§ EXERCISE AIM: Convert every line of the data below into a Markdown table with the columns Row and Line, numbering the rows and leaving out blank lines.

§ GIVEN RECORDS:
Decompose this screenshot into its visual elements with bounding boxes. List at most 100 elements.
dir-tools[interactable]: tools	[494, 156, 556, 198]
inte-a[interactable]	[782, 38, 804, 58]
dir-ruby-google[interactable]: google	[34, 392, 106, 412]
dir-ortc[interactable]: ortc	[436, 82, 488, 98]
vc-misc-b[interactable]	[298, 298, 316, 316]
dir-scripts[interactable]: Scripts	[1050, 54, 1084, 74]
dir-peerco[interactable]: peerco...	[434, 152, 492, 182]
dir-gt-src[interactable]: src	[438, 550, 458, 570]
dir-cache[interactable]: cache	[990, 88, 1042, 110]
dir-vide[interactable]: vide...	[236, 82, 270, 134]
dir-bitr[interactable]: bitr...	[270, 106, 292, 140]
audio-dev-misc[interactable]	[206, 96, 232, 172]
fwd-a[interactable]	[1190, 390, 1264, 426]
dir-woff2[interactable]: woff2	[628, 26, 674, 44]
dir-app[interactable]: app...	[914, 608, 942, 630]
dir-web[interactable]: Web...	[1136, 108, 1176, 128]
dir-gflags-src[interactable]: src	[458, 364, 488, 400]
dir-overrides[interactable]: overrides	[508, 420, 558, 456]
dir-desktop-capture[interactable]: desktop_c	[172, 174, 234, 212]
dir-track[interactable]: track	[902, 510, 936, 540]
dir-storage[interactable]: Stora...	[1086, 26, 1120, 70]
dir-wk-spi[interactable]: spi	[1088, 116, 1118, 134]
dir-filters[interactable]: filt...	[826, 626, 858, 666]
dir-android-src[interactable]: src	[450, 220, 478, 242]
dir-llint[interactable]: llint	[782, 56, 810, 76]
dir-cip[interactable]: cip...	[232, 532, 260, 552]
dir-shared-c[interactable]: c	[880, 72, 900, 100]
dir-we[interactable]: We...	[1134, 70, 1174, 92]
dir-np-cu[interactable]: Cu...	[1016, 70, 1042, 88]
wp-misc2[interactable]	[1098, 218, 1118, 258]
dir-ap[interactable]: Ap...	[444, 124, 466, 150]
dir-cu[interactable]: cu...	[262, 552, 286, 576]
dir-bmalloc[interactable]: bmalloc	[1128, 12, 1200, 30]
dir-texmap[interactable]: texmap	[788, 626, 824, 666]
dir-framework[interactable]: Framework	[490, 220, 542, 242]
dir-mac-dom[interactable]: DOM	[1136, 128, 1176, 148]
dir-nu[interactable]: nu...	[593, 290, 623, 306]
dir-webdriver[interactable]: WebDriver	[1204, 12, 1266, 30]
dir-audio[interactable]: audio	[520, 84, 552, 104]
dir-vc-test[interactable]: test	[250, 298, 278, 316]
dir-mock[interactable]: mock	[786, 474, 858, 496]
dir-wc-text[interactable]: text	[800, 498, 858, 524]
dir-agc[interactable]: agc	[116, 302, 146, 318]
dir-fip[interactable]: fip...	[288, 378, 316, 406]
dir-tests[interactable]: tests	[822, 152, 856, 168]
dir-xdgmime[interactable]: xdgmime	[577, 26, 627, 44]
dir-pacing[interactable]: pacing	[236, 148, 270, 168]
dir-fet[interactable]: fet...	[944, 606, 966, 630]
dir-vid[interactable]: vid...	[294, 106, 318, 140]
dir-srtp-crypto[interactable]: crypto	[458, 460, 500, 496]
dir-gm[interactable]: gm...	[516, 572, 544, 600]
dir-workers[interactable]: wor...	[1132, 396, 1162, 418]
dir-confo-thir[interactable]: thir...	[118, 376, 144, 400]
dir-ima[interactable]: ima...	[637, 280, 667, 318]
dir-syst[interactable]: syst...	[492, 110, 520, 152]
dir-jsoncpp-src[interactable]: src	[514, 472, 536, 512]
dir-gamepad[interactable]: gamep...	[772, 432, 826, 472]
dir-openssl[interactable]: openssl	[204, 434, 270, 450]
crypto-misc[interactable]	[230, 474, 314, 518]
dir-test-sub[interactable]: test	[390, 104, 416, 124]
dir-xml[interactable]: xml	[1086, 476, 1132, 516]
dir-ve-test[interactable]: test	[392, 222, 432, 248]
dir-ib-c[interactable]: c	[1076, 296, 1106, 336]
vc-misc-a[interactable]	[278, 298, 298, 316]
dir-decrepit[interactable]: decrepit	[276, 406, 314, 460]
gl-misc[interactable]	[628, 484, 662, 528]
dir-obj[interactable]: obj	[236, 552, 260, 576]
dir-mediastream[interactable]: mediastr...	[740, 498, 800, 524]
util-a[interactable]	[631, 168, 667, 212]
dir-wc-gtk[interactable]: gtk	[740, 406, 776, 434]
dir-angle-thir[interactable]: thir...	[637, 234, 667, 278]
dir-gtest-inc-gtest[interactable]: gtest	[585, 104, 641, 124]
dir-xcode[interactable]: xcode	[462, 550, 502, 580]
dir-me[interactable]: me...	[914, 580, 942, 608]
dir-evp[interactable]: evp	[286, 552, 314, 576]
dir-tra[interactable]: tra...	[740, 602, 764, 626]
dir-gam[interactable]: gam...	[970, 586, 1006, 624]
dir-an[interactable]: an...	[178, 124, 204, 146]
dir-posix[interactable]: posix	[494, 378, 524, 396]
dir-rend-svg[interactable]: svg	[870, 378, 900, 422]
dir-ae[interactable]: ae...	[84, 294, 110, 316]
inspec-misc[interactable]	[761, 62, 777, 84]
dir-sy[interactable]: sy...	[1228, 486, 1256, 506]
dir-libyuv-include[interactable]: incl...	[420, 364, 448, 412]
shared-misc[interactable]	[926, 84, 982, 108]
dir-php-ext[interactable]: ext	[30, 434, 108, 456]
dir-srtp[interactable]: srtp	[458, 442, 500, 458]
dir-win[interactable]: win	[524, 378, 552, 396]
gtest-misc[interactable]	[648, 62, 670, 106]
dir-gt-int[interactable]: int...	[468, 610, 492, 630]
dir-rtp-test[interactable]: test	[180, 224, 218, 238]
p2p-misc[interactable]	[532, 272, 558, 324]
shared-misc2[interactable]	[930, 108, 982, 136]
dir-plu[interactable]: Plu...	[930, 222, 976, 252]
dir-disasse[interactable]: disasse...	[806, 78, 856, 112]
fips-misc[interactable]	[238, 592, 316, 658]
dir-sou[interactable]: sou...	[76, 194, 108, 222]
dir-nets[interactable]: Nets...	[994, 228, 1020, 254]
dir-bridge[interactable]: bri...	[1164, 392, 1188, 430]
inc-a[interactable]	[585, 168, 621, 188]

§ OUTPUT FOR THIS EXERCISE:
| Row | Line |
|---|---|
| 1 | Decompose this screenshot into its visual elements with bounding boxes. List at most 100 elements. |
| 2 | dir-tools[interactable]: tools	[494, 156, 556, 198] |
| 3 | inte-a[interactable]	[782, 38, 804, 58] |
| 4 | dir-ruby-google[interactable]: google	[34, 392, 106, 412] |
| 5 | dir-ortc[interactable]: ortc	[436, 82, 488, 98] |
| 6 | vc-misc-b[interactable]	[298, 298, 316, 316] |
| 7 | dir-scripts[interactable]: Scripts	[1050, 54, 1084, 74] |
| 8 | dir-peerco[interactable]: peerco...	[434, 152, 492, 182] |
| 9 | dir-gt-src[interactable]: src	[438, 550, 458, 570] |
| 10 | dir-cache[interactable]: cache	[990, 88, 1042, 110] |
| 11 | dir-vide[interactable]: vide...	[236, 82, 270, 134] |
| 12 | dir-bitr[interactable]: bitr...	[270, 106, 292, 140] |
| 13 | audio-dev-misc[interactable]	[206, 96, 232, 172] |
| 14 | fwd-a[interactable]	[1190, 390, 1264, 426] |
| 15 | dir-woff2[interactable]: woff2	[628, 26, 674, 44] |
| 16 | dir-app[interactable]: app...	[914, 608, 942, 630] |
| 17 | dir-web[interactable]: Web...	[1136, 108, 1176, 128] |
| 18 | dir-gflags-src[interactable]: src	[458, 364, 488, 400] |
| 19 | dir-overrides[interactable]: overrides	[508, 420, 558, 456] |
| 20 | dir-desktop-capture[interactable]: desktop_c	[172, 174, 234, 212] |
| 21 | dir-track[interactable]: track	[902, 510, 936, 540] |
| 22 | dir-storage[interactable]: Stora...	[1086, 26, 1120, 70] |
| 23 | dir-wk-spi[interactable]: spi	[1088, 116, 1118, 134] |
| 24 | dir-filters[interactable]: filt...	[826, 626, 858, 666] |
| 25 | dir-android-src[interactable]: src	[450, 220, 478, 242] |
| 26 | dir-llint[interactable]: llint	[782, 56, 810, 76] |
| 27 | dir-cip[interactable]: cip...	[232, 532, 260, 552] |
| 28 | dir-shared-c[interactable]: c	[880, 72, 900, 100] |
| 29 | dir-we[interactable]: We...	[1134, 70, 1174, 92] |
| 30 | dir-np-cu[interactable]: Cu...	[1016, 70, 1042, 88] |
| 31 | wp-misc2[interactable]	[1098, 218, 1118, 258] |
| 32 | dir-ap[interactable]: Ap...	[444, 124, 466, 150] |
| 33 | dir-cu[interactable]: cu...	[262, 552, 286, 576] |
| 34 | dir-bmalloc[interactable]: bmalloc	[1128, 12, 1200, 30] |
| 35 | dir-texmap[interactable]: texmap	[788, 626, 824, 666] |
| 36 | dir-framework[interactable]: Framework	[490, 220, 542, 242] |
| 37 | dir-mac-dom[interactable]: DOM	[1136, 128, 1176, 148] |
| 38 | dir-nu[interactable]: nu...	[593, 290, 623, 306] |
| 39 | dir-webdriver[interactable]: WebDriver	[1204, 12, 1266, 30] |
| 40 | dir-audio[interactable]: audio	[520, 84, 552, 104] |
| 41 | dir-vc-test[interactable]: test	[250, 298, 278, 316] |
| 42 | dir-mock[interactable]: mock	[786, 474, 858, 496] |
| 43 | dir-wc-text[interactable]: text	[800, 498, 858, 524] |
| 44 | dir-agc[interactable]: agc	[116, 302, 146, 318] |
| 45 | dir-fip[interactable]: fip...	[288, 378, 316, 406] |
| 46 | dir-tests[interactable]: tests	[822, 152, 856, 168] |
| 47 | dir-xdgmime[interactable]: xdgmime	[577, 26, 627, 44] |
| 48 | dir-pacing[interactable]: pacing	[236, 148, 270, 168] |
| 49 | dir-fet[interactable]: fet...	[944, 606, 966, 630] |
| 50 | dir-vid[interactable]: vid...	[294, 106, 318, 140] |
| 51 | dir-srtp-crypto[interactable]: crypto	[458, 460, 500, 496] |
| 52 | dir-gm[interactable]: gm...	[516, 572, 544, 600] |
| 53 | dir-workers[interactable]: wor...	[1132, 396, 1162, 418] |
| 54 | dir-confo-thir[interactable]: thir...	[118, 376, 144, 400] |
| 55 | dir-ima[interactable]: ima...	[637, 280, 667, 318] |
| 56 | dir-syst[interactable]: syst...	[492, 110, 520, 152] |
| 57 | dir-jsoncpp-src[interactable]: src	[514, 472, 536, 512] |
| 58 | dir-gamepad[interactable]: gamep...	[772, 432, 826, 472] |
| 59 | dir-openssl[interactable]: openssl	[204, 434, 270, 450] |
| 60 | crypto-misc[interactable]	[230, 474, 314, 518] |
| 61 | dir-test-sub[interactable]: test	[390, 104, 416, 124] |
| 62 | dir-xml[interactable]: xml	[1086, 476, 1132, 516] |
| 63 | dir-ve-test[interactable]: test	[392, 222, 432, 248] |
| 64 | dir-ib-c[interactable]: c	[1076, 296, 1106, 336] |
| 65 | vc-misc-a[interactable]	[278, 298, 298, 316] |
| 66 | dir-decrepit[interactable]: decrepit	[276, 406, 314, 460] |
| 67 | gl-misc[interactable]	[628, 484, 662, 528] |
| 68 | dir-obj[interactable]: obj	[236, 552, 260, 576] |
| 69 | dir-mediastream[interactable]: mediastr...	[740, 498, 800, 524] |
| 70 | util-a[interactable]	[631, 168, 667, 212] |
| 71 | dir-wc-gtk[interactable]: gtk	[740, 406, 776, 434] |
| 72 | dir-angle-thir[interactable]: thir...	[637, 234, 667, 278] |
| 73 | dir-gtest-inc-gtest[interactable]: gtest	[585, 104, 641, 124] |
| 74 | dir-xcode[interactable]: xcode	[462, 550, 502, 580] |
| 75 | dir-me[interactable]: me...	[914, 580, 942, 608] |
| 76 | dir-evp[interactable]: evp	[286, 552, 314, 576] |
| 77 | dir-tra[interactable]: tra...	[740, 602, 764, 626] |
| 78 | dir-gam[interactable]: gam...	[970, 586, 1006, 624] |
| 79 | dir-an[interactable]: an...	[178, 124, 204, 146] |
| 80 | dir-posix[interactable]: posix	[494, 378, 524, 396] |
| 81 | dir-rend-svg[interactable]: svg	[870, 378, 900, 422] |
| 82 | dir-ae[interactable]: ae...	[84, 294, 110, 316] |
| 83 | inspec-misc[interactable]	[761, 62, 777, 84] |
| 84 | dir-sy[interactable]: sy...	[1228, 486, 1256, 506] |
| 85 | dir-libyuv-include[interactable]: incl...	[420, 364, 448, 412] |
| 86 | shared-misc[interactable]	[926, 84, 982, 108] |
| 87 | dir-php-ext[interactable]: ext	[30, 434, 108, 456] |
| 88 | dir-srtp[interactable]: srtp	[458, 442, 500, 458] |
| 89 | dir-win[interactable]: win	[524, 378, 552, 396] |
| 90 | gtest-misc[interactable]	[648, 62, 670, 106] |
| 91 | dir-gt-int[interactable]: int...	[468, 610, 492, 630] |
| 92 | dir-rtp-test[interactable]: test	[180, 224, 218, 238] |
| 93 | p2p-misc[interactable]	[532, 272, 558, 324] |
| 94 | shared-misc2[interactable]	[930, 108, 982, 136] |
| 95 | dir-plu[interactable]: Plu...	[930, 222, 976, 252] |
| 96 | dir-disasse[interactable]: disasse...	[806, 78, 856, 112] |
| 97 | fips-misc[interactable]	[238, 592, 316, 658] |
| 98 | dir-sou[interactable]: sou...	[76, 194, 108, 222] |
| 99 | dir-nets[interactable]: Nets...	[994, 228, 1020, 254] |
| 100 | dir-bridge[interactable]: bri...	[1164, 392, 1188, 430] |
| 101 | inc-a[interactable]	[585, 168, 621, 188] |